● Written exercise
Skip the images and copy each record exactly as written.

[Dataset entries on figures]
• • • • • • •

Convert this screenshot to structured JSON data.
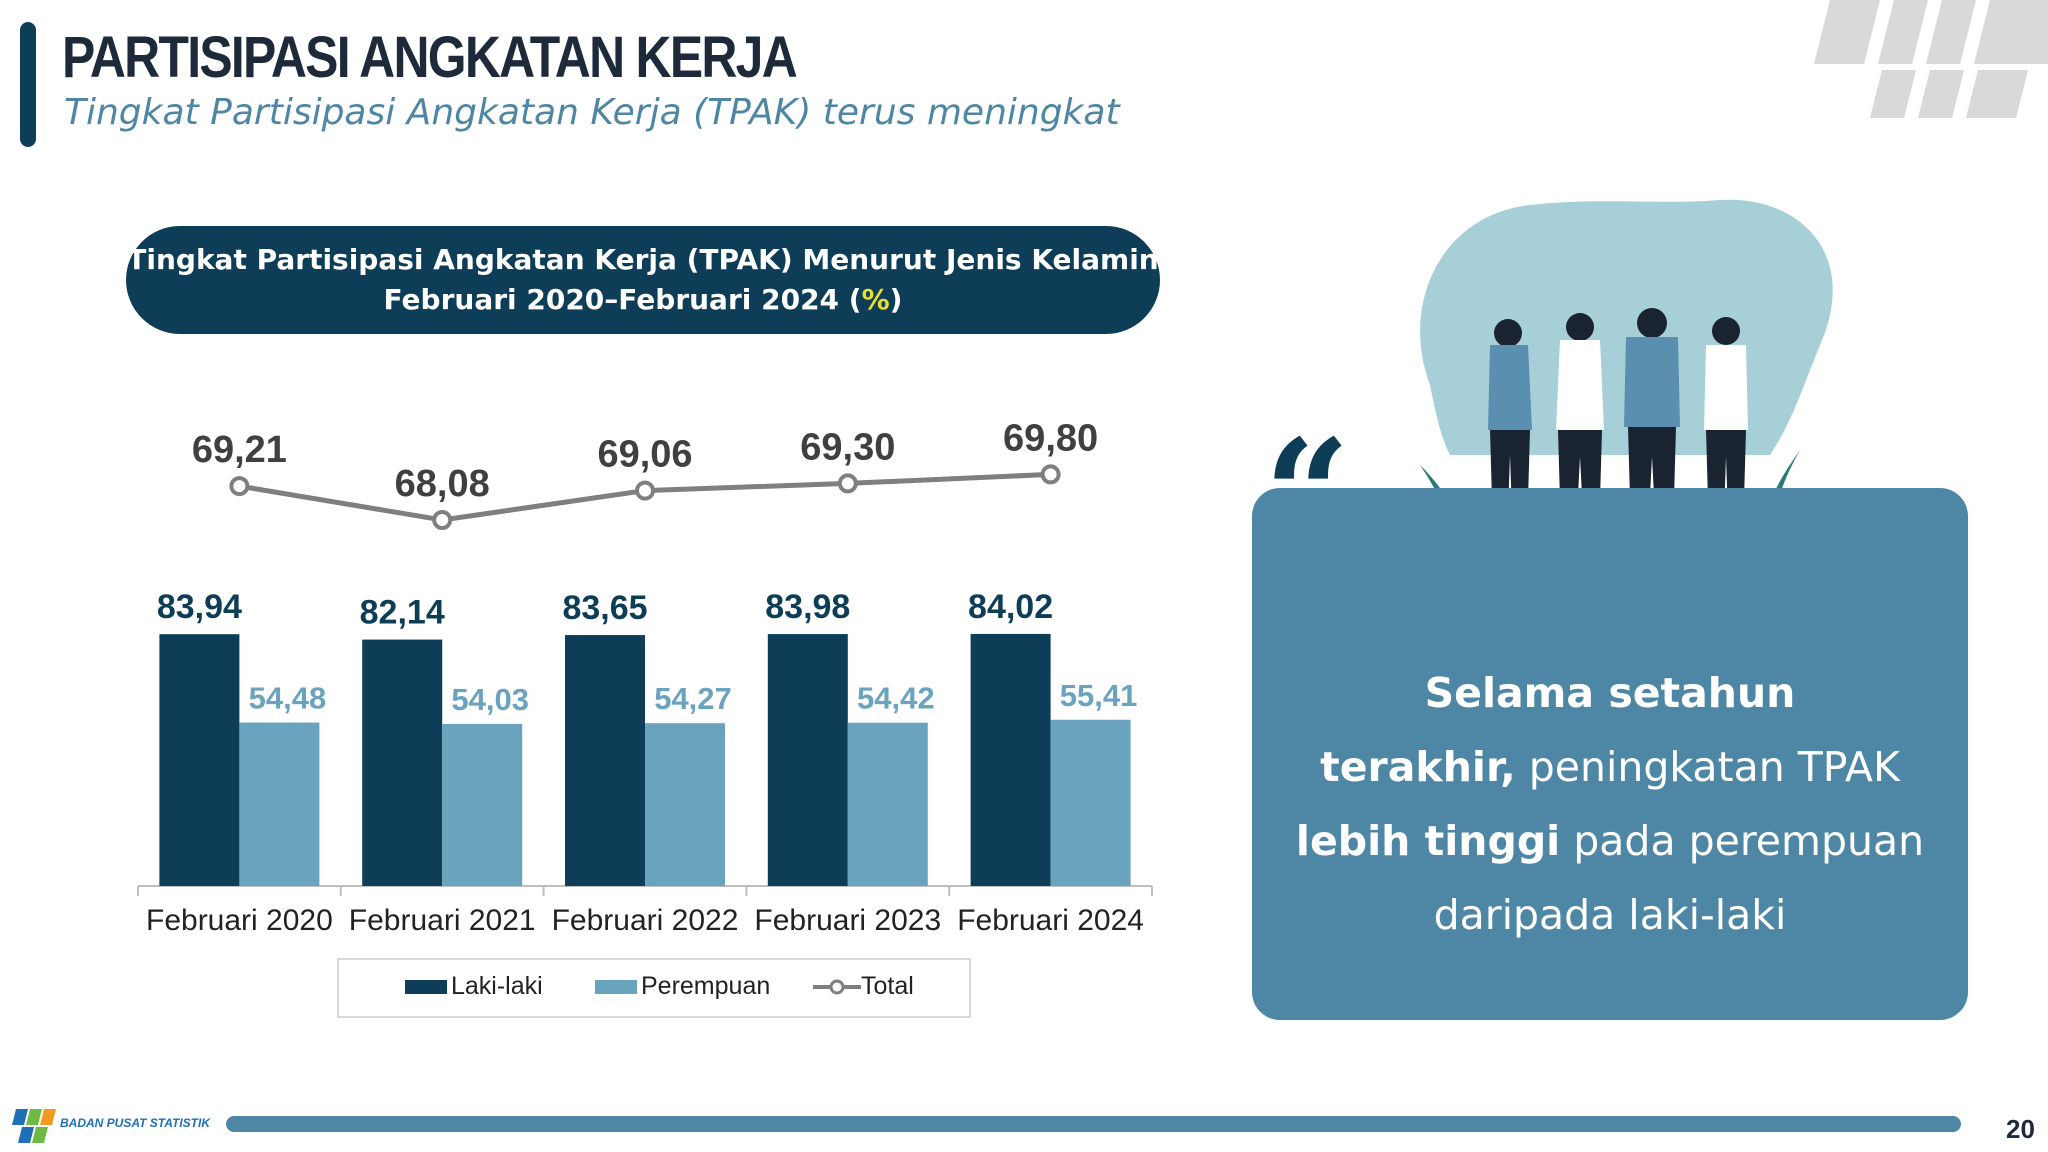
{
  "header": {
    "title": "PARTISIPASI ANGKATAN KERJA",
    "subtitle": "Tingkat Partisipasi Angkatan Kerja (TPAK) terus meningkat"
  },
  "chart_banner": {
    "line1": "Tingkat Partisipasi Angkatan Kerja (TPAK) Menurut Jenis Kelamin",
    "line2_prefix": "Februari 2020–Februari 2024 (",
    "line2_unit": "%",
    "line2_suffix": ")"
  },
  "chart_data": {
    "type": "bar",
    "title": "Tingkat Partisipasi Angkatan Kerja (TPAK) Menurut Jenis Kelamin Februari 2020–Februari 2024 (%)",
    "categories": [
      "Februari 2020",
      "Februari 2021",
      "Februari 2022",
      "Februari 2023",
      "Februari 2024"
    ],
    "series": [
      {
        "name": "Laki-laki",
        "type": "bar",
        "color": "#0e3d57",
        "values": [
          83.94,
          82.14,
          83.65,
          83.98,
          84.02
        ],
        "labels": [
          "83,94",
          "82,14",
          "83,65",
          "83,98",
          "84,02"
        ]
      },
      {
        "name": "Perempuan",
        "type": "bar",
        "color": "#6aa3bd",
        "values": [
          54.48,
          54.03,
          54.27,
          54.42,
          55.41
        ],
        "labels": [
          "54,48",
          "54,03",
          "54,27",
          "54,42",
          "55,41"
        ]
      },
      {
        "name": "Total",
        "type": "line",
        "color": "#7f7f7f",
        "values": [
          69.21,
          68.08,
          69.06,
          69.3,
          69.8
        ],
        "labels": [
          "69,21",
          "68,08",
          "69,06",
          "69,30",
          "69,80"
        ]
      }
    ],
    "legend_position": "bottom",
    "grid": false
  },
  "legend": {
    "laki_laki": "Laki-laki",
    "perempuan": "Perempuan",
    "total": "Total"
  },
  "quote": {
    "bold1": "Selama setahun",
    "bold2": "terakhir,",
    "normal2": " peningkatan TPAK",
    "bold3": "lebih tinggi",
    "normal3": " pada perempuan",
    "normal4": "daripada laki-laki"
  },
  "footer": {
    "org": "BADAN PUSAT STATISTIK",
    "page_number": "20"
  },
  "colors": {
    "dark_teal": "#0e3d57",
    "light_teal": "#6aa3bd",
    "card": "#4e87a5",
    "line_gray": "#7f7f7f"
  }
}
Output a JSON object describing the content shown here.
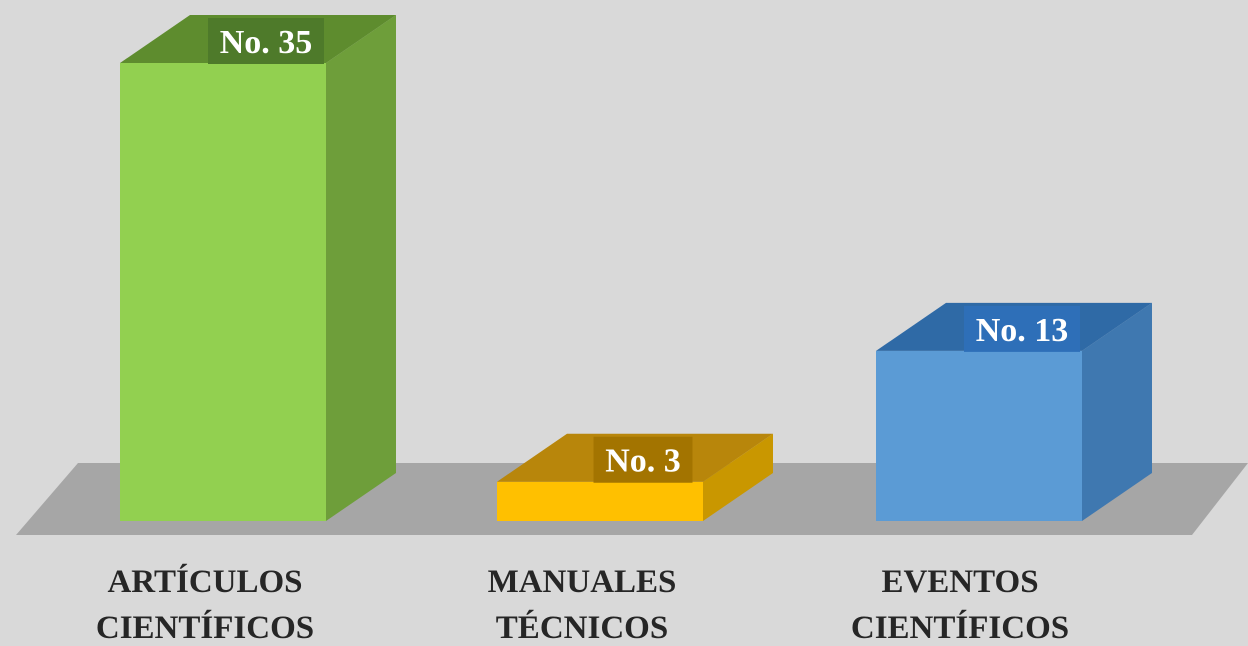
{
  "chart_data": {
    "type": "bar",
    "categories": [
      [
        "ARTÍCULOS",
        "CIENTÍFICOS"
      ],
      [
        "MANUALES",
        "TÉCNICOS"
      ],
      [
        "EVENTOS",
        "CIENTÍFICOS"
      ]
    ],
    "values": [
      35,
      3,
      13
    ],
    "data_labels": [
      "No. 35",
      "No. 3",
      "No. 13"
    ],
    "colors": {
      "front": [
        "#92d050",
        "#ffc000",
        "#5b9bd5"
      ],
      "side": [
        "#6e9e3a",
        "#c99700",
        "#3f78b0"
      ],
      "top": [
        "#5e8c2e",
        "#b8860b",
        "#2f6aa6"
      ],
      "label_bg": [
        "#4e7a2a",
        "#a37400",
        "#2e6fb8"
      ],
      "floor": "#a6a6a6"
    },
    "ylim": [
      0,
      35
    ],
    "grid": false,
    "legend": "none",
    "title": "",
    "xlabel": "",
    "ylabel": ""
  }
}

• • • • • • •

● Response below
Convert this screenshot to structured JSON data.
{
  "header": {
    "title": "PARTISIPASI ANGKATAN KERJA",
    "subtitle": "Tingkat Partisipasi Angkatan Kerja (TPAK) terus meningkat"
  },
  "chart_banner": {
    "line1": "Tingkat Partisipasi Angkatan Kerja (TPAK) Menurut Jenis Kelamin",
    "line2_prefix": "Februari 2020–Februari 2024 (",
    "line2_unit": "%",
    "line2_suffix": ")"
  },
  "chart_data": {
    "type": "bar",
    "title": "Tingkat Partisipasi Angkatan Kerja (TPAK) Menurut Jenis Kelamin Februari 2020–Februari 2024 (%)",
    "categories": [
      "Februari 2020",
      "Februari 2021",
      "Februari 2022",
      "Februari 2023",
      "Februari 2024"
    ],
    "series": [
      {
        "name": "Laki-laki",
        "type": "bar",
        "color": "#0e3d57",
        "values": [
          83.94,
          82.14,
          83.65,
          83.98,
          84.02
        ],
        "labels": [
          "83,94",
          "82,14",
          "83,65",
          "83,98",
          "84,02"
        ]
      },
      {
        "name": "Perempuan",
        "type": "bar",
        "color": "#6aa3bd",
        "values": [
          54.48,
          54.03,
          54.27,
          54.42,
          55.41
        ],
        "labels": [
          "54,48",
          "54,03",
          "54,27",
          "54,42",
          "55,41"
        ]
      },
      {
        "name": "Total",
        "type": "line",
        "color": "#7f7f7f",
        "values": [
          69.21,
          68.08,
          69.06,
          69.3,
          69.8
        ],
        "labels": [
          "69,21",
          "68,08",
          "69,06",
          "69,30",
          "69,80"
        ]
      }
    ],
    "legend_position": "bottom",
    "grid": false
  },
  "legend": {
    "laki_laki": "Laki-laki",
    "perempuan": "Perempuan",
    "total": "Total"
  },
  "quote": {
    "bold1": "Selama setahun",
    "bold2": "terakhir,",
    "normal2": " peningkatan TPAK",
    "bold3": "lebih tinggi",
    "normal3": " pada perempuan",
    "normal4": "daripada laki-laki"
  },
  "footer": {
    "org": "BADAN PUSAT STATISTIK",
    "page_number": "20"
  },
  "colors": {
    "dark_teal": "#0e3d57",
    "light_teal": "#6aa3bd",
    "card": "#4e87a5",
    "line_gray": "#7f7f7f"
  }
}
Output a JSON object describing the content shown here.
{
  "chart_data": {
    "type": "bar",
    "categories": [
      [
        "ARTÍCULOS",
        "CIENTÍFICOS"
      ],
      [
        "MANUALES",
        "TÉCNICOS"
      ],
      [
        "EVENTOS",
        "CIENTÍFICOS"
      ]
    ],
    "values": [
      35,
      3,
      13
    ],
    "data_labels": [
      "No. 35",
      "No. 3",
      "No. 13"
    ],
    "colors": {
      "front": [
        "#92d050",
        "#ffc000",
        "#5b9bd5"
      ],
      "side": [
        "#6e9e3a",
        "#c99700",
        "#3f78b0"
      ],
      "top": [
        "#5e8c2e",
        "#b8860b",
        "#2f6aa6"
      ],
      "label_bg": [
        "#4e7a2a",
        "#a37400",
        "#2e6fb8"
      ],
      "floor": "#a6a6a6"
    },
    "ylim": [
      0,
      35
    ],
    "grid": false,
    "legend": "none",
    "title": "",
    "xlabel": "",
    "ylabel": ""
  }
}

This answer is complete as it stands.